■ WRITTEN INSTRUCTION ■
List, from the lines below, each one with "state" in it.

■ ENTRIES SHOWN ■
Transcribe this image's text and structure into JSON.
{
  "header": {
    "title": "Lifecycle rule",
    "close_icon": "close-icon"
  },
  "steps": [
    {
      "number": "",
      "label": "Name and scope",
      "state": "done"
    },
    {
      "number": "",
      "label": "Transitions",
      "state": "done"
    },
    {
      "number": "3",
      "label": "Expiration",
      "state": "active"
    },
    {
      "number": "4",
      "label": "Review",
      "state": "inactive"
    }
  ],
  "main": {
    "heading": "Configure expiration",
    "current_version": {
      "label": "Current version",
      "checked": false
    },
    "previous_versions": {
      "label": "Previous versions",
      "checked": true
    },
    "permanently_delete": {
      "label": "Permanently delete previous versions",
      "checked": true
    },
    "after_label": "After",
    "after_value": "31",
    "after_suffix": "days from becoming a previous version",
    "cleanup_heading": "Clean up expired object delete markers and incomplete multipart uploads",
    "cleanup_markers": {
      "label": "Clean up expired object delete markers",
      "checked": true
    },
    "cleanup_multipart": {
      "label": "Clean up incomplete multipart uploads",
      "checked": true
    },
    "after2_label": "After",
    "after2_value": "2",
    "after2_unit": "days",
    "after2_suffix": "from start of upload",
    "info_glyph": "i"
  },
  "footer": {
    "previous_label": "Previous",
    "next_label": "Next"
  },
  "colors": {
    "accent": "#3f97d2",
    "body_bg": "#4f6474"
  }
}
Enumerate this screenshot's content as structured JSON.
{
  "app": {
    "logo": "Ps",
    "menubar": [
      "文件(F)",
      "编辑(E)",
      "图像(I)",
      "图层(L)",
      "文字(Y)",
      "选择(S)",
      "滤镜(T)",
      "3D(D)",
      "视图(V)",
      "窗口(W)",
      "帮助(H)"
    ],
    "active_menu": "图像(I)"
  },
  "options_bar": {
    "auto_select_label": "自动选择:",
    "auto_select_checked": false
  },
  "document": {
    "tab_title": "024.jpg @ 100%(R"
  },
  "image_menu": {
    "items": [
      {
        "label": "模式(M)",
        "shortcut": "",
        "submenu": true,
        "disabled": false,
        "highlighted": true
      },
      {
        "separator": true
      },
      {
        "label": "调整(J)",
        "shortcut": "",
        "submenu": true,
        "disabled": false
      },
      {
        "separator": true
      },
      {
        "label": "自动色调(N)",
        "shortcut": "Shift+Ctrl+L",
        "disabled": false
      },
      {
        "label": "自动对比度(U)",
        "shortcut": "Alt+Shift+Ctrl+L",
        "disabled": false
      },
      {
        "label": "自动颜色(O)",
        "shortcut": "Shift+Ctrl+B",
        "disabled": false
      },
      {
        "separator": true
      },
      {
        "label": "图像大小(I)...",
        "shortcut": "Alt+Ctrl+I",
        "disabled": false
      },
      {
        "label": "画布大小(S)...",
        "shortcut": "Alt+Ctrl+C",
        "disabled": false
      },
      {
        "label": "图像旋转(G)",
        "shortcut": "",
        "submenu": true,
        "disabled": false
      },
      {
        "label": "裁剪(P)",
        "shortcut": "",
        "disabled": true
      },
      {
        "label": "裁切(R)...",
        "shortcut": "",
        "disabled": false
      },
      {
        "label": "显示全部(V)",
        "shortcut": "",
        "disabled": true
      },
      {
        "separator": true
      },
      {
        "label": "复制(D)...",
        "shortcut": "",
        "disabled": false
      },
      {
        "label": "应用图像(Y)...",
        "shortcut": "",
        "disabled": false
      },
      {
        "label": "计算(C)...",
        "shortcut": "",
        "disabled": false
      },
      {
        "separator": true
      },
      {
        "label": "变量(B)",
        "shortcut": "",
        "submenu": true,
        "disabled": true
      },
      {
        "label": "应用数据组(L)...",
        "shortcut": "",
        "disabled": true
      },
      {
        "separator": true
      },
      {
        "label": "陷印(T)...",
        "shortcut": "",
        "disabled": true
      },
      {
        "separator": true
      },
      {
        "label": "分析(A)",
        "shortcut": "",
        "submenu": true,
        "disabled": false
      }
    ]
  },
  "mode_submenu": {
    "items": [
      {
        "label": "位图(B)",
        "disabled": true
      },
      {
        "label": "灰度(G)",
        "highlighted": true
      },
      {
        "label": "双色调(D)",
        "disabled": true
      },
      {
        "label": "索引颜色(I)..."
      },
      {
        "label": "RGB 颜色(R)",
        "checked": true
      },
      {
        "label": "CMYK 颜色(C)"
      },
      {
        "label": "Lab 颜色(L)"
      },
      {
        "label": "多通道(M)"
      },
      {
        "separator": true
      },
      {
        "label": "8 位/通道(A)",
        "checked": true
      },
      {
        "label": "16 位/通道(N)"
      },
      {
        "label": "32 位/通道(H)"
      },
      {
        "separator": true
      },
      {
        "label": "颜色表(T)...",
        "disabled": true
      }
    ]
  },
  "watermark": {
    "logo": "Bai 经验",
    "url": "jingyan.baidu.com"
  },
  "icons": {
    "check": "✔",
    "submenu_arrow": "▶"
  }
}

■ WRITTEN ANSWER ■
      "state": "done"
      "state": "done"
      "state": "active"
      "state": "inactive"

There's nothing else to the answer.